Stored rows>
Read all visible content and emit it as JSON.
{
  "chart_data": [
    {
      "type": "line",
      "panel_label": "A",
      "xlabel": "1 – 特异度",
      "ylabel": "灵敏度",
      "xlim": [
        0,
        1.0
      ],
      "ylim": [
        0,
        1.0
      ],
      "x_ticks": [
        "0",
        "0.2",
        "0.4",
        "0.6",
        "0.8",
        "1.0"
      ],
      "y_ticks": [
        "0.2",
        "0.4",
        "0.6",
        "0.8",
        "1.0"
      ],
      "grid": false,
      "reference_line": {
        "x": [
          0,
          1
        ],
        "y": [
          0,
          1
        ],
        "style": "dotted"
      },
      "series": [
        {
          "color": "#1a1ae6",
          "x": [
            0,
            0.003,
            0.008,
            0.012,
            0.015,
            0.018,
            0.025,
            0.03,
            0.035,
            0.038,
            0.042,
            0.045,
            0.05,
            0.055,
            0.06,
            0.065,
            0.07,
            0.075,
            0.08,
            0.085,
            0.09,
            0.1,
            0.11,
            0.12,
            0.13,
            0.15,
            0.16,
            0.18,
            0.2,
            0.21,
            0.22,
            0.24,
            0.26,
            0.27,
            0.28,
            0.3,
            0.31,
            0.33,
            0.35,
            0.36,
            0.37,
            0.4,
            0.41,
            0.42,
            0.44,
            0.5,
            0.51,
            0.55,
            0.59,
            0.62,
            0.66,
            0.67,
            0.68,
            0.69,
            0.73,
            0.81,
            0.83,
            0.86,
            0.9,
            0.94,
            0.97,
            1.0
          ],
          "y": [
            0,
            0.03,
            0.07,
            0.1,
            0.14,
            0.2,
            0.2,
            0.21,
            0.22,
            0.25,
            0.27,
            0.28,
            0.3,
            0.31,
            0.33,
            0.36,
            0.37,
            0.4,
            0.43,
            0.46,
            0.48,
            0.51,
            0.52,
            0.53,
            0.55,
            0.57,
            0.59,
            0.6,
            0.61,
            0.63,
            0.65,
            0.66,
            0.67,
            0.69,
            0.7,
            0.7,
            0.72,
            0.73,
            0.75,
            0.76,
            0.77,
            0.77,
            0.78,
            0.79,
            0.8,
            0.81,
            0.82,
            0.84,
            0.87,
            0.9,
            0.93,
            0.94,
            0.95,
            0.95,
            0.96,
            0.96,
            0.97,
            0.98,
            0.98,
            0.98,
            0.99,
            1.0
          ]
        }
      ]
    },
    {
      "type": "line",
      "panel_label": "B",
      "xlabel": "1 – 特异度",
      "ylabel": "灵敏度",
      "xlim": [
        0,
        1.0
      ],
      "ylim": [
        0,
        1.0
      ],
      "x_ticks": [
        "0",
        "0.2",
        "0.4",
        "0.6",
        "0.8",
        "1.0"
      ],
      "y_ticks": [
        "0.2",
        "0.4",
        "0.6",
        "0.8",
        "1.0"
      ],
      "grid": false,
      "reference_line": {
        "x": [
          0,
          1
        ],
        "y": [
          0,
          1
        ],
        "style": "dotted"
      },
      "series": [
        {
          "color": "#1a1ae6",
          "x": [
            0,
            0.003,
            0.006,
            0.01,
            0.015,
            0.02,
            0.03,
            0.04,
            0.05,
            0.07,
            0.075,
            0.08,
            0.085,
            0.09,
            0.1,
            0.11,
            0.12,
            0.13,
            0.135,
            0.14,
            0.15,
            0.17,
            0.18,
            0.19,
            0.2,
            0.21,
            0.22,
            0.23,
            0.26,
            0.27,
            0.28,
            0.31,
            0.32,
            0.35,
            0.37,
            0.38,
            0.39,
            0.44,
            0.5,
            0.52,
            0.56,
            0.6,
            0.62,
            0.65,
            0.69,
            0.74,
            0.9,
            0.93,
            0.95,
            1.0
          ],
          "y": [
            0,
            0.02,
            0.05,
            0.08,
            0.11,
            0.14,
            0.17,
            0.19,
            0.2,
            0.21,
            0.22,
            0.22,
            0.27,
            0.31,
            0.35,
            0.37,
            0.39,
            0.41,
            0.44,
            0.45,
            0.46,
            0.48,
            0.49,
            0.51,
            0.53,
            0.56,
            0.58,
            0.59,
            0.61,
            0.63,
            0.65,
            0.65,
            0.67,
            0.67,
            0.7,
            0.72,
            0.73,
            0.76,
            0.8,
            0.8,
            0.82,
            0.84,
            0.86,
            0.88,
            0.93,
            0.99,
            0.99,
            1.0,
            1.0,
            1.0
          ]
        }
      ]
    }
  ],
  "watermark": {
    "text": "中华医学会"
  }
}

Goal of the exercise>
Without omitting anything, output the entries exactly.

Problem solution>
Read all visible content and emit it as JSON.
{
  "chart_data": [
    {
      "type": "line",
      "panel_label": "A",
      "xlabel": "1 – 特异度",
      "ylabel": "灵敏度",
      "xlim": [
        0,
        1.0
      ],
      "ylim": [
        0,
        1.0
      ],
      "x_ticks": [
        "0",
        "0.2",
        "0.4",
        "0.6",
        "0.8",
        "1.0"
      ],
      "y_ticks": [
        "0.2",
        "0.4",
        "0.6",
        "0.8",
        "1.0"
      ],
      "grid": false,
      "reference_line": {
        "x": [
          0,
          1
        ],
        "y": [
          0,
          1
        ],
        "style": "dotted"
      },
      "series": [
        {
          "color": "#1a1ae6",
          "x": [
            0,
            0.003,
            0.008,
            0.012,
            0.015,
            0.018,
            0.025,
            0.03,
            0.035,
            0.038,
            0.042,
            0.045,
            0.05,
            0.055,
            0.06,
            0.065,
            0.07,
            0.075,
            0.08,
            0.085,
            0.09,
            0.1,
            0.11,
            0.12,
            0.13,
            0.15,
            0.16,
            0.18,
            0.2,
            0.21,
            0.22,
            0.24,
            0.26,
            0.27,
            0.28,
            0.3,
            0.31,
            0.33,
            0.35,
            0.36,
            0.37,
            0.4,
            0.41,
            0.42,
            0.44,
            0.5,
            0.51,
            0.55,
            0.59,
            0.62,
            0.66,
            0.67,
            0.68,
            0.69,
            0.73,
            0.81,
            0.83,
            0.86,
            0.9,
            0.94,
            0.97,
            1.0
          ],
          "y": [
            0,
            0.03,
            0.07,
            0.1,
            0.14,
            0.2,
            0.2,
            0.21,
            0.22,
            0.25,
            0.27,
            0.28,
            0.3,
            0.31,
            0.33,
            0.36,
            0.37,
            0.4,
            0.43,
            0.46,
            0.48,
            0.51,
            0.52,
            0.53,
            0.55,
            0.57,
            0.59,
            0.6,
            0.61,
            0.63,
            0.65,
            0.66,
            0.67,
            0.69,
            0.7,
            0.7,
            0.72,
            0.73,
            0.75,
            0.76,
            0.77,
            0.77,
            0.78,
            0.79,
            0.8,
            0.81,
            0.82,
            0.84,
            0.87,
            0.9,
            0.93,
            0.94,
            0.95,
            0.95,
            0.96,
            0.96,
            0.97,
            0.98,
            0.98,
            0.98,
            0.99,
            1.0
          ]
        }
      ]
    },
    {
      "type": "line",
      "panel_label": "B",
      "xlabel": "1 – 特异度",
      "ylabel": "灵敏度",
      "xlim": [
        0,
        1.0
      ],
      "ylim": [
        0,
        1.0
      ],
      "x_ticks": [
        "0",
        "0.2",
        "0.4",
        "0.6",
        "0.8",
        "1.0"
      ],
      "y_ticks": [
        "0.2",
        "0.4",
        "0.6",
        "0.8",
        "1.0"
      ],
      "grid": false,
      "reference_line": {
        "x": [
          0,
          1
        ],
        "y": [
          0,
          1
        ],
        "style": "dotted"
      },
      "series": [
        {
          "color": "#1a1ae6",
          "x": [
            0,
            0.003,
            0.006,
            0.01,
            0.015,
            0.02,
            0.03,
            0.04,
            0.05,
            0.07,
            0.075,
            0.08,
            0.085,
            0.09,
            0.1,
            0.11,
            0.12,
            0.13,
            0.135,
            0.14,
            0.15,
            0.17,
            0.18,
            0.19,
            0.2,
            0.21,
            0.22,
            0.23,
            0.26,
            0.27,
            0.28,
            0.31,
            0.32,
            0.35,
            0.37,
            0.38,
            0.39,
            0.44,
            0.5,
            0.52,
            0.56,
            0.6,
            0.62,
            0.65,
            0.69,
            0.74,
            0.9,
            0.93,
            0.95,
            1.0
          ],
          "y": [
            0,
            0.02,
            0.05,
            0.08,
            0.11,
            0.14,
            0.17,
            0.19,
            0.2,
            0.21,
            0.22,
            0.22,
            0.27,
            0.31,
            0.35,
            0.37,
            0.39,
            0.41,
            0.44,
            0.45,
            0.46,
            0.48,
            0.49,
            0.51,
            0.53,
            0.56,
            0.58,
            0.59,
            0.61,
            0.63,
            0.65,
            0.65,
            0.67,
            0.67,
            0.7,
            0.72,
            0.73,
            0.76,
            0.8,
            0.8,
            0.82,
            0.84,
            0.86,
            0.88,
            0.93,
            0.99,
            0.99,
            1.0,
            1.0,
            1.0
          ]
        }
      ]
    }
  ],
  "watermark": {
    "text": "中华医学会"
  }
}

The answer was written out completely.